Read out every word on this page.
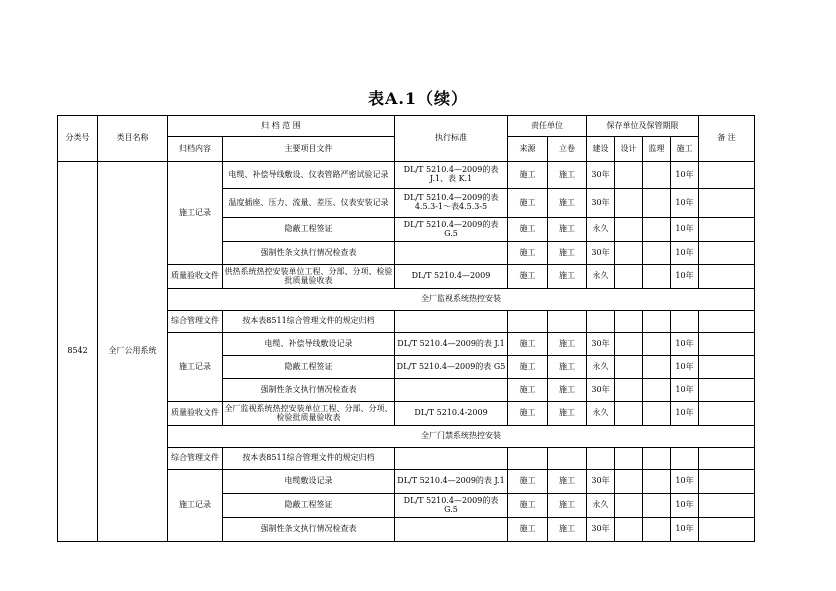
表A.1（续）
分类号	类目名称	归 档 范 围		执行标准	责任单位		保存单位及保管期限				备 注
		归档内容	主要项目文件		来源	立卷	建设	设计	监理	施工	
8542	全厂公用系统	施工记录	电缆、补偿导线敷设、仪表管路严密试验记录	DL/T 5210.4—2009的表 J.1、表 K.1	施工	施工	30年			10年	
			温度插座、压力、流量、差压、仪表安装记录	DL/T 5210.4—2009的表4.5.3-1～表4.5.3-5	施工	施工	30年			10年	
			隐蔽工程签证	DL/T 5210.4—2009的表 G.5	施工	施工	永久			10年	
			强制性条文执行情况检查表		施工	施工	30年			10年	
		质量验收文件	供热系统热控安装单位工程、分部、分项、检验批质量验收表	DL/T 5210.4—2009	施工	施工	永久			10年	
		全厂监视系统热控安装									
		综合管理文件	按本表8511综合管理文件的规定归档								
		施工记录	电缆、补偿导线敷设记录	DL/T 5210.4—2009的表 J.1	施工	施工	30年			10年	
			隐蔽工程签证	DL/T 5210.4—2009的表 G5	施工	施工	永久			10年	
			强制性条文执行情况检查表		施工	施工	30年			10年	
		质量验收文件	全厂监视系统热控安装单位工程、分部、分项、检验批质量验收表	DL/T 5210.4-2009	施工	施工	永久			10年	
		全厂门禁系统热控安装									
		综合管理文件	按本表8511综合管理文件的规定归档								
		施工记录	电缆敷设记录	DL/T 5210.4—2009的表 J.1	施工	施工	30年			10年	
			隐蔽工程签证	DL/T 5210.4—2009的表 G.5	施工	施工	永久			10年	
			强制性条文执行情况检查表		施工	施工	30年			10年	
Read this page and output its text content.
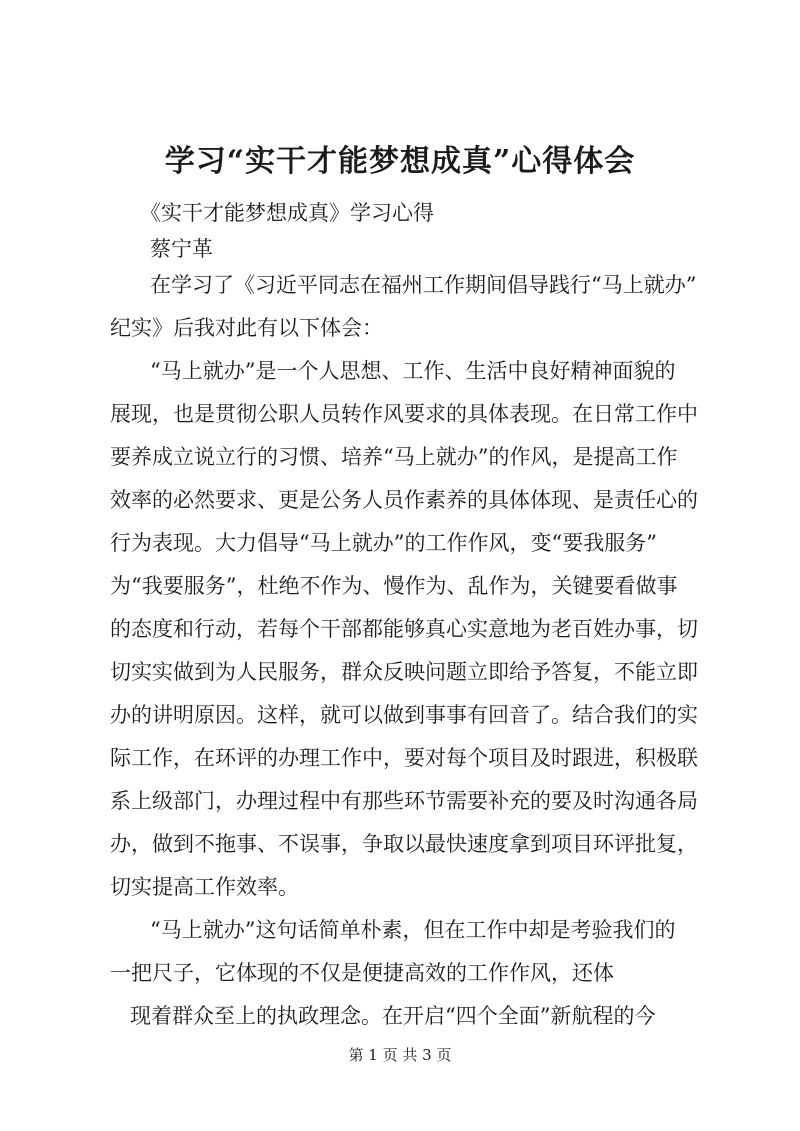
学习“实干才能梦想成真”心得体会

《实干才能梦想成真》学习心得

蔡宁革

在学习了《习近平同志在福州工作期间倡导践行“马上就办”

纪实》后我对此有以下体会：

“马上就办”是一个人思想、工作、生活中良好精神面貌的

展现，也是贯彻公职人员转作风要求的具体表现。在日常工作中

要养成立说立行的习惯、培养“马上就办”的作风，是提高工作

效率的必然要求、更是公务人员作素养的具体体现、是责任心的

行为表现。大力倡导“马上就办”的工作作风，变“要我服务”

为“我要服务”，杜绝不作为、慢作为、乱作为，关键要看做事

的态度和行动，若每个干部都能够真心实意地为老百姓办事，切

切实实做到为人民服务，群众反映问题立即给予答复，不能立即

办的讲明原因。这样，就可以做到事事有回音了。结合我们的实

际工作，在环评的办理工作中，要对每个项目及时跟进，积极联

系上级部门，办理过程中有那些环节需要补充的要及时沟通各局

办，做到不拖事、不误事，争取以最快速度拿到项目环评批复，

切实提高工作效率。

“马上就办”这句话简单朴素，但在工作中却是考验我们的

一把尺子，它体现的不仅是便捷高效的工作作风，还体

现着群众至上的执政理念。在开启“四个全面”新航程的今

第 1 页 共 3 页
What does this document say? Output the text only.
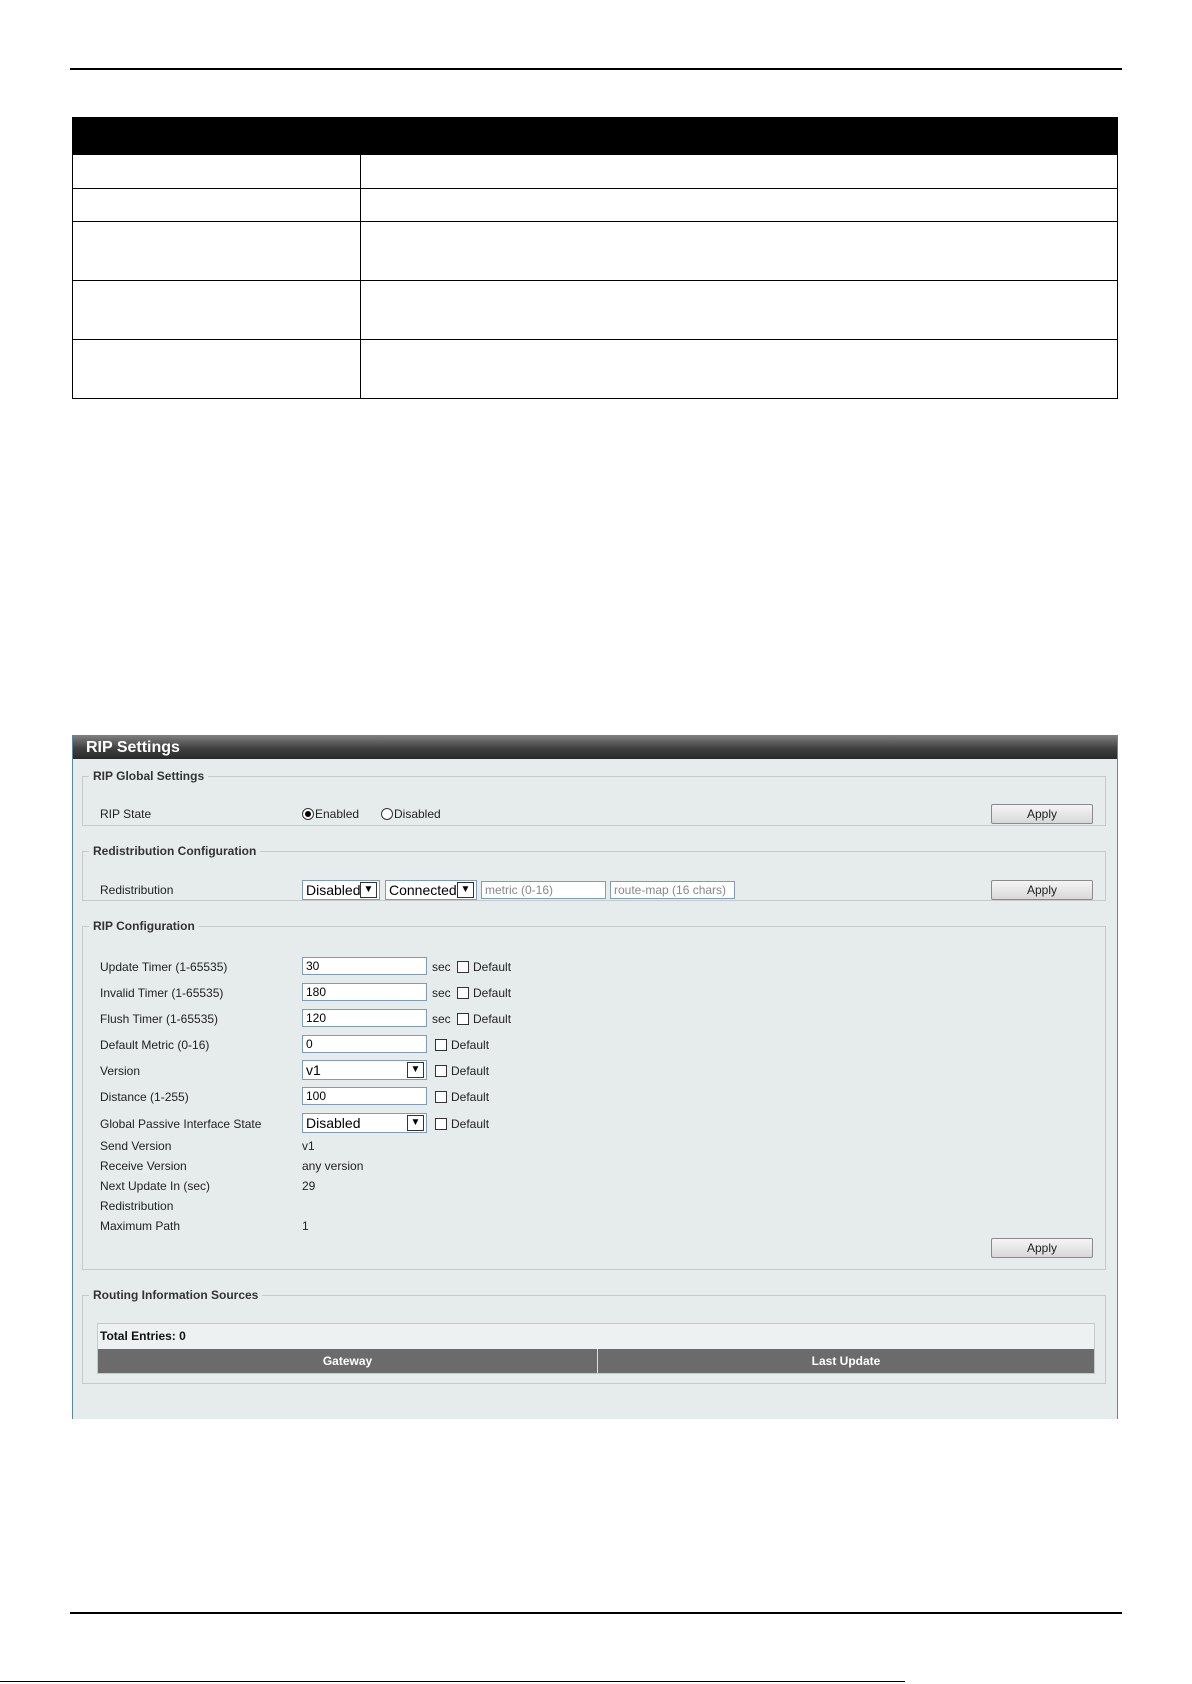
RIP Settings
RIP Global Settings
RIP State	Enabled	Disabled	Apply
Redistribution Configuration
Redistribution	Disabled ▼ Connected ▼	metric (0-16)	route-map (16 chars)	Apply
RIP Configuration
Update Timer (1-65535)	30	sec Default
Invalid Timer (1-65535)	180	sec Default
Flush Timer (1-65535)	120	sec Default
Default Metric (0-16)	0	Default
Version	v1	▼	Default
Distance (1-255)	100	Default
Global Passive Interface State	Disabled	▼	Default
Send Version	v1
Receive Version	any version
Next Update In (sec)	29
Redistribution
Maximum Path	1
Apply
Routing Information Sources
Total Entries: 0
Gateway	Last Update
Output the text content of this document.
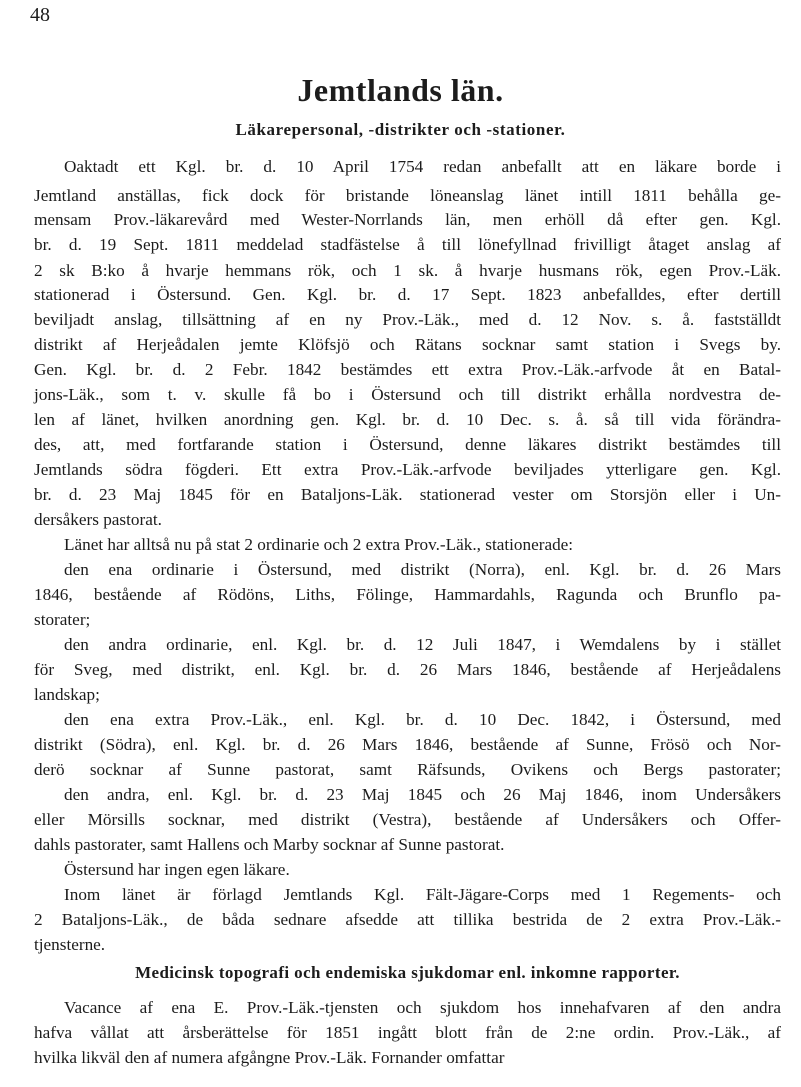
48
Jemtlands län.
Läkarepersonal, -distrikter och -stationer.
Oaktadt ett Kgl. br. d. 10 April 1754 redan anbefallt att en läkare borde i
Jemtland anställas, fick dock för bristande löneanslag länet intill 1811 behålla ge-
mensam Prov.-läkarevård med Wester-Norrlands län, men erhöll då efter gen. Kgl.
br. d. 19 Sept. 1811 meddelad stadfästelse å till lönefyllnad frivilligt åtaget anslag af
2 sk B:ko å hvarje hemmans rök, och 1 sk. å hvarje husmans rök, egen Prov.-Läk.
stationerad i Östersund. Gen. Kgl. br. d. 17 Sept. 1823 anbefalldes, efter dertill
beviljadt anslag, tillsättning af en ny Prov.-Läk., med d. 12 Nov. s. å. fastställdt
distrikt af Herjeådalen jemte Klöfsjö och Rätans socknar samt station i Svegs by.
Gen. Kgl. br. d. 2 Febr. 1842 bestämdes ett extra Prov.-Läk.-arfvode åt en Batal-
jons-Läk., som t. v. skulle få bo i Östersund och till distrikt erhålla nordvestra de-
len af länet, hvilken anordning gen. Kgl. br. d. 10 Dec. s. å. så till vida förändra-
des, att, med fortfarande station i Östersund, denne läkares distrikt bestämdes till
Jemtlands södra fögderi. Ett extra Prov.-Läk.-arfvode beviljades ytterligare gen. Kgl.
br. d. 23 Maj 1845 för en Bataljons-Läk. stationerad vester om Storsjön eller i Un-
dersåkers pastorat.
Länet har alltså nu på stat 2 ordinarie och 2 extra Prov.-Läk., stationerade:
den ena ordinarie i Östersund, med distrikt (Norra), enl. Kgl. br. d. 26 Mars
1846, bestående af Rödöns, Liths, Fölinge, Hammardahls, Ragunda och Brunflo pa-
storater;
den andra ordinarie, enl. Kgl. br. d. 12 Juli 1847, i Wemdalens by i stället
för Sveg, med distrikt, enl. Kgl. br. d. 26 Mars 1846, bestående af Herjeådalens
landskap;
den ena extra Prov.-Läk., enl. Kgl. br. d. 10 Dec. 1842, i Östersund, med
distrikt (Södra), enl. Kgl. br. d. 26 Mars 1846, bestående af Sunne, Frösö och Nor-
derö socknar af Sunne pastorat, samt Räfsunds, Ovikens och Bergs pastorater;
den andra, enl. Kgl. br. d. 23 Maj 1845 och 26 Maj 1846, inom Undersåkers
eller Mörsills socknar, med distrikt (Vestra), bestående af Undersåkers och Offer-
dahls pastorater, samt Hallens och Marby socknar af Sunne pastorat.
Östersund har ingen egen läkare.
Inom länet är förlagd Jemtlands Kgl. Fält-Jägare-Corps med 1 Regements- och
2 Bataljons-Läk., de båda sednare afsedde att tillika bestrida de 2 extra Prov.-Läk.-
tjensterne.
Medicinsk topografi och endemiska sjukdomar enl. inkomne rapporter.
Vacance af ena E. Prov.-Läk.-tjensten och sjukdom hos innehafvaren af den andra
hafva vållat att årsberättelse för 1851 ingått blott från de 2:ne ordin. Prov.-Läk., af
hvilka likväl den af numera afgångne Prov.-Läk. Fornander omfattar
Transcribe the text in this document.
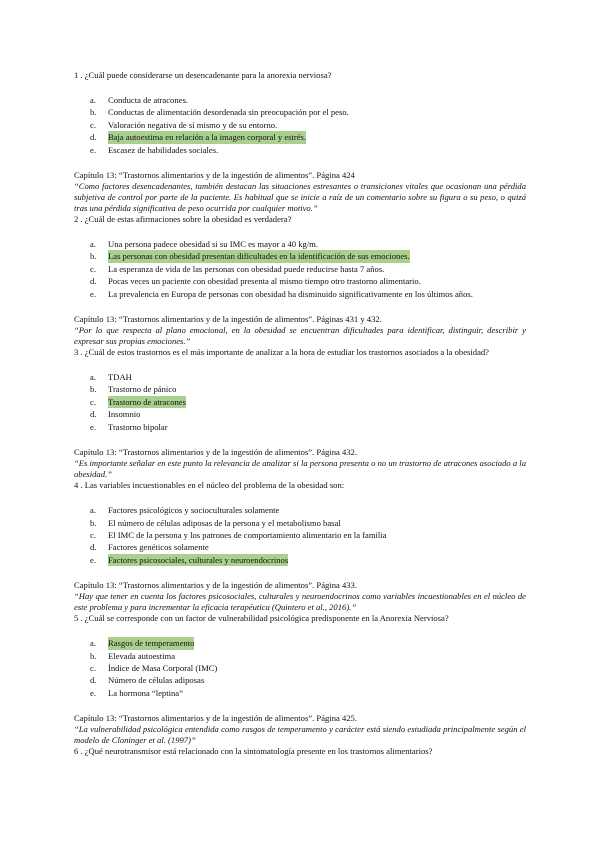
1 . ¿Cuál puede considerarse un desencadenante para la anorexia nerviosa?

a.	Conducta de atracones.
b.	Conductas de alimentación desordenada sin preocupación por el peso.
c.	Valoración negativa de sí mismo y de su entorno.
d.	Baja autoestima en relación a la imagen corporal y estrés.
e.	Escasez de habilidades sociales.

Capítulo 13: “Trastornos alimentarios y de la ingestión de alimentos”. Página 424

“Como factores desencadenantes, también destacan las situaciones estresantes o transiciones vitales que ocasionan una pérdida subjetiva de control por parte de la paciente. Es habitual que se inicie a raíz de un comentario sobre su figura o su peso, o quizá tras una pérdida significativa de peso ocurrida por cualquier motivo.”

2 . ¿Cuál de estas afirmaciones sobre la obesidad es verdadera?

a.	Una persona padece obesidad si su IMC es mayor a 40 kg/m.
b.	Las personas con obesidad presentan dificultades en la identificación de sus emociones.
c.	La esperanza de vida de las personas con obesidad puede reducirse hasta 7 años.
d.	Pocas veces un paciente con obesidad presenta al mismo tiempo otro trastorno alimentario.
e.	La prevalencia en Europa de personas con obesidad ha disminuido significativamente en los últimos años.

Capítulo 13: “Trastornos alimentarios y de la ingestión de alimentos”. Páginas 431 y 432.

“Por lo que respecta al plano emocional, en la obesidad se encuentran dificultades para identificar, distinguir, describir y expresar sus propias emociones.”

3 . ¿Cuál de estos trastornos es el más importante de analizar a la hora de estudiar los trastornos asociados a la obesidad?

a.	TDAH
b.	Trastorno de pánico
c.	Trastorno de atracones
d.	Insomnio
e.	Trastorno bipolar

Capítulo 13: “Trastornos alimentarios y de la ingestión de alimentos”. Página 432.

“Es importante señalar en este punto la relevancia de analizar si la persona presenta o no un trastorno de atracones asociado a la obesidad.”

4 . Las variables incuestionables en el núcleo del problema de la obesidad son:

a.	Factores psicológicos y socioculturales solamente
b.	El número de células adiposas de la persona y el metabolismo basal
c.	El IMC de la persona y los patrones de comportamiento alimentario en la familia
d.	Factores genéticos solamente
e.	Factores psicosociales, culturales y neuroendocrinos

Capítulo 13: “Trastornos alimentarios y de la ingestión de alimentos”. Página 433.

“Hay que tener en cuenta los factores psicosociales, culturales y neuroendocrinos como variables incuestionables en el núcleo de este problema y para incrementar la eficacia terapéutica (Quintero et al., 2016).”

5 . ¿Cuál se corresponde con un factor de vulnerabilidad psicológica predisponente en la Anorexia Nerviosa?

a.	Rasgos de temperamento
b.	Elevada autoestima
c.	Índice de Masa Corporal (IMC)
d.	Número de células adiposas
e.	La hormona “leptina”

Capítulo 13: “Trastornos alimentarios y de la ingestión de alimentos”. Página 425.

“La vulnerabilidad psicológica entendida como rasgos de temperamento y carácter está siendo estudiada principalmente según el modelo de Cloninger et al. (1997)”

6 . ¿Qué neurotransmisor está relacionado con la sintomatología presente en los trastornos alimentarios?
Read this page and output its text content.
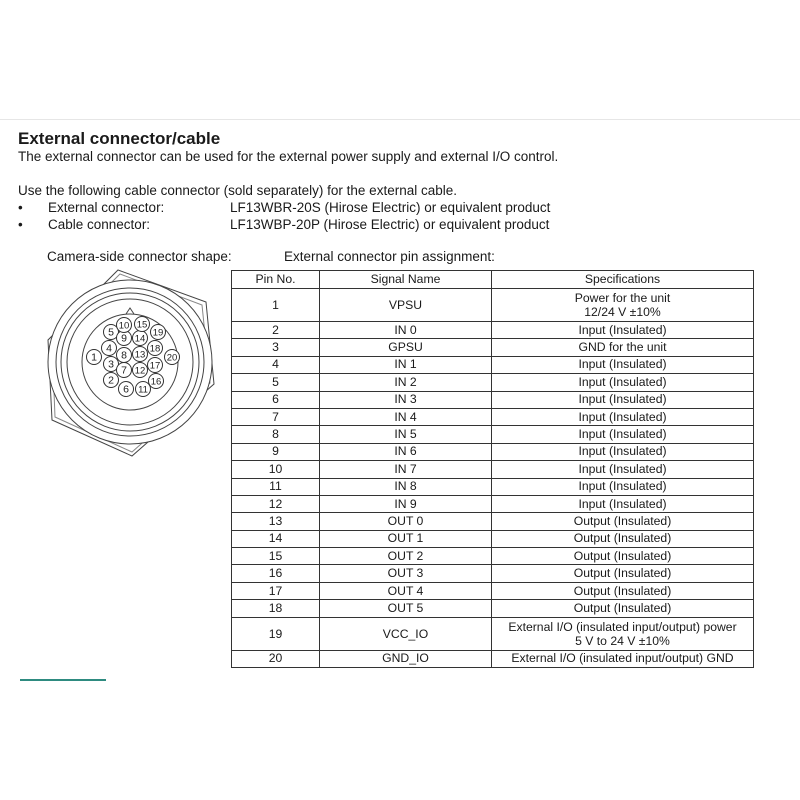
External connector/cable
The external connector can be used for the external power supply and external I/O control.
Use the following cable connector (sold separately) for the external cable.
• External connector:	LF13WBR-20S (Hirose Electric) or equivalent product
• Cable connector:	LF13WBP-20P (Hirose Electric) or equivalent product
Camera-side connector shape:	External connector pin assignment:
1
2
3
4
5
6
7
8
9
10
11
12
13
14
15
16
17
18
19
20
Pin No.	Signal Name	Specifications
1	VPSU	Power for the unit
12/24 V ±10%

2	IN 0	Input (Insulated)
3	GPSU	GND for the unit
4	IN 1	Input (Insulated)
5	IN 2	Input (Insulated)
6	IN 3	Input (Insulated)
7	IN 4	Input (Insulated)
8	IN 5	Input (Insulated)
9	IN 6	Input (Insulated)
10	IN 7	Input (Insulated)
11	IN 8	Input (Insulated)
12	IN 9	Input (Insulated)
13	OUT 0	Output (Insulated)
14	OUT 1	Output (Insulated)
15	OUT 2	Output (Insulated)
16	OUT 3	Output (Insulated)
17	OUT 4	Output (Insulated)
18	OUT 5	Output (Insulated)
19	VCC_IO	External I/O (insulated input/output) power
5 V to 24 V ±10%

20	GND_IO	External I/O (insulated input/output) GND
__________________________________________________
- WHAT IS ASKED:
Where a line above contains the string "emociones", copy that line.

- TASK RESULT:
b.	Las personas con obesidad presentan dificultades en la identificación de sus emociones.
“Por lo que respecta al plano emocional, en la obesidad se encuentran dificultades para identificar, distinguir, describir y expresar sus propias emociones.”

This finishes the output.